*TASK BRIEF*:
Locate every line in the records below that contains the word "السابق", and copy each one.

Dataset entries
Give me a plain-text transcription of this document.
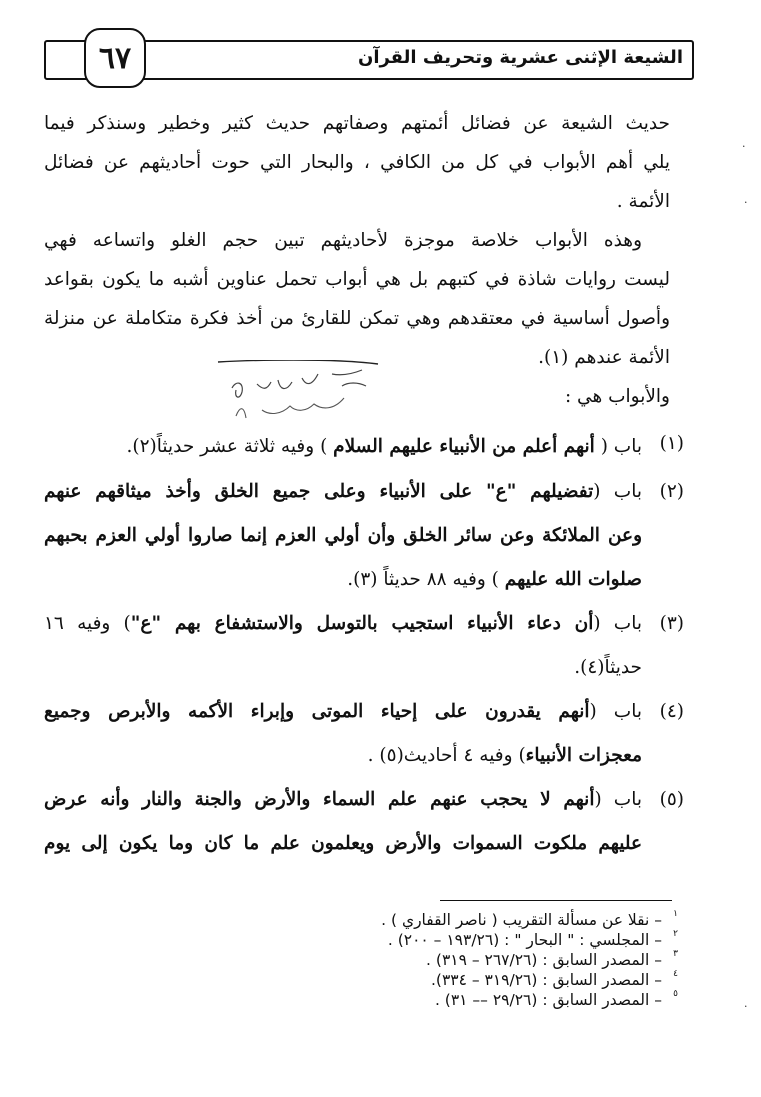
الشيعة الإثنى عشرية وتحريف القرآن
٦٧
حديث الشيعة عن فضائل أئمتهم وصفاتهم حديث كثير وخطير وسنذكر فيما
يلي أهم الأبواب في كل من الكافي ، والبحار التي حوت أحاديثهم عن فضائل
الأئمة .
وهذه الأبواب خلاصة موجزة لأحاديثهم تبين حجم الغلو واتساعه فهي
ليست روايات شاذة في كتبهم بل هي أبواب تحمل عناوين أشبه ما يكون بقواعد
وأصول أساسية في معتقدهم وهي تمكن للقارئ من أخذ فكرة متكاملة عن منزلة
الأئمة عندهم (١).
والأبواب هي :
(١)
باب ( أنهم أعلم من الأنبياء عليهم السلام ) وفيه ثلاثة عشر حديثاً(٢).
(٢)
باب (تفضيلهم "ع" على الأنبياء وعلى جميع الخلق وأخذ ميثاقهم عنهم
وعن الملائكة وعن سائر الخلق وأن أولي العزم إنما صاروا أولي العزم بحبهم
صلوات الله عليهم ) وفيه ٨٨ حديثاً (٣).
(٣)
باب (أن دعاء الأنبياء استجيب بالتوسل والاستشفاع بهم "ع") وفيه ١٦
حديثاً(٤).
(٤)
باب (أنهم يقدرون على إحياء الموتى وإبراء الأكمه والأبرص وجميع
معجزات الأنبياء) وفيه ٤ أحاديث(٥) .
(٥)
باب (أنهم لا يحجب عنهم علم السماء والأرض والجنة والنار وأنه عرض
عليهم ملكوت السموات والأرض ويعلمون علم ما كان وما يكون إلى يوم
١
– نقلا عن مسألة التقريب ( ناصر القفاري ) .
٢
– المجلسي : " البحار " : (١٩٣/٢٦ – ٢٠٠) .
٣
– المصدر السابق : (٢٦٧/٢٦ – ٣١٩) .
٤
– المصدر السابق : (٣١٩/٢٦ – ٣٣٤).
٥
– المصدر السابق : (٢٩/٢٦ –– ٣١) .
·
·
·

*CORRECT RESULT*:
– المصدر السابق : (٢٦٧/٢٦ – ٣١٩) .
– المصدر السابق : (٣١٩/٢٦ – ٣٣٤).
– المصدر السابق : (٢٩/٢٦ –– ٣١) .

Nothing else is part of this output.